=== Dataset rows ===

○ ○ ○ ○ ○ ○ ○

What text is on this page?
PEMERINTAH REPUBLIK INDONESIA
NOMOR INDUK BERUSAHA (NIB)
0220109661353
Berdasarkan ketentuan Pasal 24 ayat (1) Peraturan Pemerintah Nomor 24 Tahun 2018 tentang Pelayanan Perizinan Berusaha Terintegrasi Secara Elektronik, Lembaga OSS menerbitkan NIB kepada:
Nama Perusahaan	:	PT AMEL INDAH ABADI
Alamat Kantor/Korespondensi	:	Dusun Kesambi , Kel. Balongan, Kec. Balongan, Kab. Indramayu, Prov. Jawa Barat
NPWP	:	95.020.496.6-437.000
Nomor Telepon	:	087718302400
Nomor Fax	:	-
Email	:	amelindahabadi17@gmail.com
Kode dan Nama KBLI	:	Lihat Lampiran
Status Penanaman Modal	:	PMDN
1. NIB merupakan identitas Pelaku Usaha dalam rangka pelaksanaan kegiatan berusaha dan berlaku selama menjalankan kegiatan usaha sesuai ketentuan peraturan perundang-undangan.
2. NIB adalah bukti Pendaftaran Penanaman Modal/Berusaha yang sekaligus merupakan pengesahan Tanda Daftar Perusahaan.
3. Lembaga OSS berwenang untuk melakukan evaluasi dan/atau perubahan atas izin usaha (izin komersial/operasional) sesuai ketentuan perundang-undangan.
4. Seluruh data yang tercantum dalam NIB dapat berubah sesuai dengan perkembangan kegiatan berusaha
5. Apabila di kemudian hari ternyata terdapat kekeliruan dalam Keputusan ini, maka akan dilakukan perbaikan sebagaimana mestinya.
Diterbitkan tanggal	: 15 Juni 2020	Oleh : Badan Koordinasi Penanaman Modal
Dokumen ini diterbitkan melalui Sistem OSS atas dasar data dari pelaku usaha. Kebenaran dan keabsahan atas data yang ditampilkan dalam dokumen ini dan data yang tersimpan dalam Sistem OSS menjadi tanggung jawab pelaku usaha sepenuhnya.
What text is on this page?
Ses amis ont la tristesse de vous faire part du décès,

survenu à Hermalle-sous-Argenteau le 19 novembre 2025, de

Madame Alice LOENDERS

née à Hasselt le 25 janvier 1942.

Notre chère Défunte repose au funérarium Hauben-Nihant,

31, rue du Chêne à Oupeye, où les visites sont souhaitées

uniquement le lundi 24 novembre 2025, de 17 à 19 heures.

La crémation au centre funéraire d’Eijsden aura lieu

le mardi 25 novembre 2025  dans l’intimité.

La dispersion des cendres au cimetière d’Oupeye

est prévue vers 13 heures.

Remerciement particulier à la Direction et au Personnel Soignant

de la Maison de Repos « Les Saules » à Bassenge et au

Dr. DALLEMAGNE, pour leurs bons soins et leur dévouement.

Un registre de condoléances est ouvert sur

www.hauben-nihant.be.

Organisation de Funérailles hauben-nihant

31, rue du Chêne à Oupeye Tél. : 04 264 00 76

○ ○ ○ ○ ○ ○ ○

=== Your goal ===
Look through the entries above; copy every line holding the string "yang".

=== Task result ===
2. NIB adalah bukti Pendaftaran Penanaman Modal/Berusaha yang sekaligus merupakan pengesahan Tanda Daftar Perusahaan.
4. Seluruh data yang tercantum dalam NIB dapat berubah sesuai dengan perkembangan kegiatan berusaha
Dokumen ini diterbitkan melalui Sistem OSS atas dasar data dari pelaku usaha. Kebenaran dan keabsahan atas data yang ditampilkan dalam dokumen ini dan data yang tersimpan dalam Sistem OSS menjadi tanggung jawab pelaku usaha sepenuhnya.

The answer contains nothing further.